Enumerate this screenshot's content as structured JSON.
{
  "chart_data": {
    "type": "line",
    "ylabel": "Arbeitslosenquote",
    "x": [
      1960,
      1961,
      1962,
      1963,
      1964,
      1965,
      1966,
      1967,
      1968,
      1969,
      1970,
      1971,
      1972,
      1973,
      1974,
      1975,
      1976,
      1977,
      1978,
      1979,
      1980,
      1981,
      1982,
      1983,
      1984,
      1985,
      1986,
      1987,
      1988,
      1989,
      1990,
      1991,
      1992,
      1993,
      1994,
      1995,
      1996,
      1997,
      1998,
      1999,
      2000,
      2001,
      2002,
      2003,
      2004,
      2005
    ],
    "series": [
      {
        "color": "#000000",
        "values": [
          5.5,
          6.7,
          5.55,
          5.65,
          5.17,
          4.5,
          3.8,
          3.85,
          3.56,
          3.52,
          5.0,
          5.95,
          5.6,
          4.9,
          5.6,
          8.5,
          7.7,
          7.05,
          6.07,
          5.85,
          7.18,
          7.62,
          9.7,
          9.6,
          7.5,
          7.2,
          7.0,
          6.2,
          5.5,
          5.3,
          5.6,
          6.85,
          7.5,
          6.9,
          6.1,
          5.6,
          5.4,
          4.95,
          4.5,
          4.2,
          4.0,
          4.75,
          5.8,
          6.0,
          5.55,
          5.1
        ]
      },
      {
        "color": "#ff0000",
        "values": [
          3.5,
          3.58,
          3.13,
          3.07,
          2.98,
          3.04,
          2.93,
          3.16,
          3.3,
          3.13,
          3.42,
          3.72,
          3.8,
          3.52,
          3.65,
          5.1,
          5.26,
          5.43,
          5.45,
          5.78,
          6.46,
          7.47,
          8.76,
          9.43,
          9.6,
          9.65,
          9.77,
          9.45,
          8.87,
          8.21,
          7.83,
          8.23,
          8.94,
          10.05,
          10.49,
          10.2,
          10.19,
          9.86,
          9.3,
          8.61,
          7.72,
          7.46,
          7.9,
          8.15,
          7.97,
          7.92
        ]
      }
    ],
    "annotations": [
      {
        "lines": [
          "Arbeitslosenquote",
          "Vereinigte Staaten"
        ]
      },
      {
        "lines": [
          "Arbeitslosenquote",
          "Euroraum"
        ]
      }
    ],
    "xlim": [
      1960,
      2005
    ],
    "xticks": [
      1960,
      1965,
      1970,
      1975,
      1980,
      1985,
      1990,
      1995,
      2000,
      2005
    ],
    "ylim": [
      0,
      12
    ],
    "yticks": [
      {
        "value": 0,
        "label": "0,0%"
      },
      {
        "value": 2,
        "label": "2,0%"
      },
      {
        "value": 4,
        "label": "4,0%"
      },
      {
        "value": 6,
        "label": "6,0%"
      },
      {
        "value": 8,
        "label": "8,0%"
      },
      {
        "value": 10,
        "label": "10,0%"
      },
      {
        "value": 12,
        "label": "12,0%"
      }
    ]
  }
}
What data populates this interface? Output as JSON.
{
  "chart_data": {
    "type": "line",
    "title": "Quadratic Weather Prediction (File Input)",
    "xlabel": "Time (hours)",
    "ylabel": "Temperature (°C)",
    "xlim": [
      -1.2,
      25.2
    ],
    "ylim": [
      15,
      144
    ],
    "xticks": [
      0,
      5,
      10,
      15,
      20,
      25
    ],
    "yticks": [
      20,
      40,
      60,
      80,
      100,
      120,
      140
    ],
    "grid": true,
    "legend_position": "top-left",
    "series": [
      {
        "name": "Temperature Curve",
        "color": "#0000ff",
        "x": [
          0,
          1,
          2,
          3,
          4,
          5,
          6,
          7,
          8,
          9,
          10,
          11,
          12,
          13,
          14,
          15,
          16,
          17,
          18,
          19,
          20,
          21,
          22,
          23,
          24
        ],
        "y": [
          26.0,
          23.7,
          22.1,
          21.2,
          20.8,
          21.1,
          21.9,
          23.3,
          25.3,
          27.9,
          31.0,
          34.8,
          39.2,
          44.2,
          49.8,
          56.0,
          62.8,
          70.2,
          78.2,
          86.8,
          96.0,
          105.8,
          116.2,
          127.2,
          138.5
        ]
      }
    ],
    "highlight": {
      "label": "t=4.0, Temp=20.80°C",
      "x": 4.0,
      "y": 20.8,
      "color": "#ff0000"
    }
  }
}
- - -
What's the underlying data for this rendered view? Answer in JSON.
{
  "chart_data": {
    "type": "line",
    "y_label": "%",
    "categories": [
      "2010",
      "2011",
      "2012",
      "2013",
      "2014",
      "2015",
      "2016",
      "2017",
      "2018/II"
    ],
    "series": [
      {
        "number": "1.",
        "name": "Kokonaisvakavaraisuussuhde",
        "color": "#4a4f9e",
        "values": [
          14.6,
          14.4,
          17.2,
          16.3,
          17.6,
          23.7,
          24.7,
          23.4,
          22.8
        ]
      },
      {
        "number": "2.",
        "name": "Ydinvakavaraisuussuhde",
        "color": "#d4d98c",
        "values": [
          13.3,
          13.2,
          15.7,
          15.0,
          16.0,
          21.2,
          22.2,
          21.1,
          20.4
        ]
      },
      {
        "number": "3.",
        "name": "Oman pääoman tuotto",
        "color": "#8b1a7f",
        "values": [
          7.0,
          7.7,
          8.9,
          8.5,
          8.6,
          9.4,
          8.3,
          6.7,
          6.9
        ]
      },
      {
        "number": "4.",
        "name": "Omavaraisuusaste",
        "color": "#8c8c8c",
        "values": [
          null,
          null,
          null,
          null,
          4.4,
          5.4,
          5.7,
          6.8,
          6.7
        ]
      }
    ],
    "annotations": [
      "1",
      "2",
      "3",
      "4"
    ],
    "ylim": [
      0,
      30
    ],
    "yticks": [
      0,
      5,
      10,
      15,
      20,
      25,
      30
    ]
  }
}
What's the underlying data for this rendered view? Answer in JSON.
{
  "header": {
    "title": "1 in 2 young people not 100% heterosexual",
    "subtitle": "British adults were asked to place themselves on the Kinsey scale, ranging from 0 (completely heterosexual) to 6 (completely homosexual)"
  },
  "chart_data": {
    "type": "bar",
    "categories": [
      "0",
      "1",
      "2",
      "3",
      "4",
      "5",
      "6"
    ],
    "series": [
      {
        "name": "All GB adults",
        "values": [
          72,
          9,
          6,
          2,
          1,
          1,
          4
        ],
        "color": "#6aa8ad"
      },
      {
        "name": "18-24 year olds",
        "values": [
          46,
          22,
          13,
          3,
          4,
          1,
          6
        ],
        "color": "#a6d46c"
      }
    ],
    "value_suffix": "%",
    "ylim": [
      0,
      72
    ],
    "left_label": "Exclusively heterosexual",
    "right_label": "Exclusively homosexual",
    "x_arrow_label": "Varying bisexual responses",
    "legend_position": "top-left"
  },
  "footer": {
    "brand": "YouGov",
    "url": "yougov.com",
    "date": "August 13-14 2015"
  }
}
- - -
What to work on
Report only how many lines in the entries contain "ylabel".

Solution
2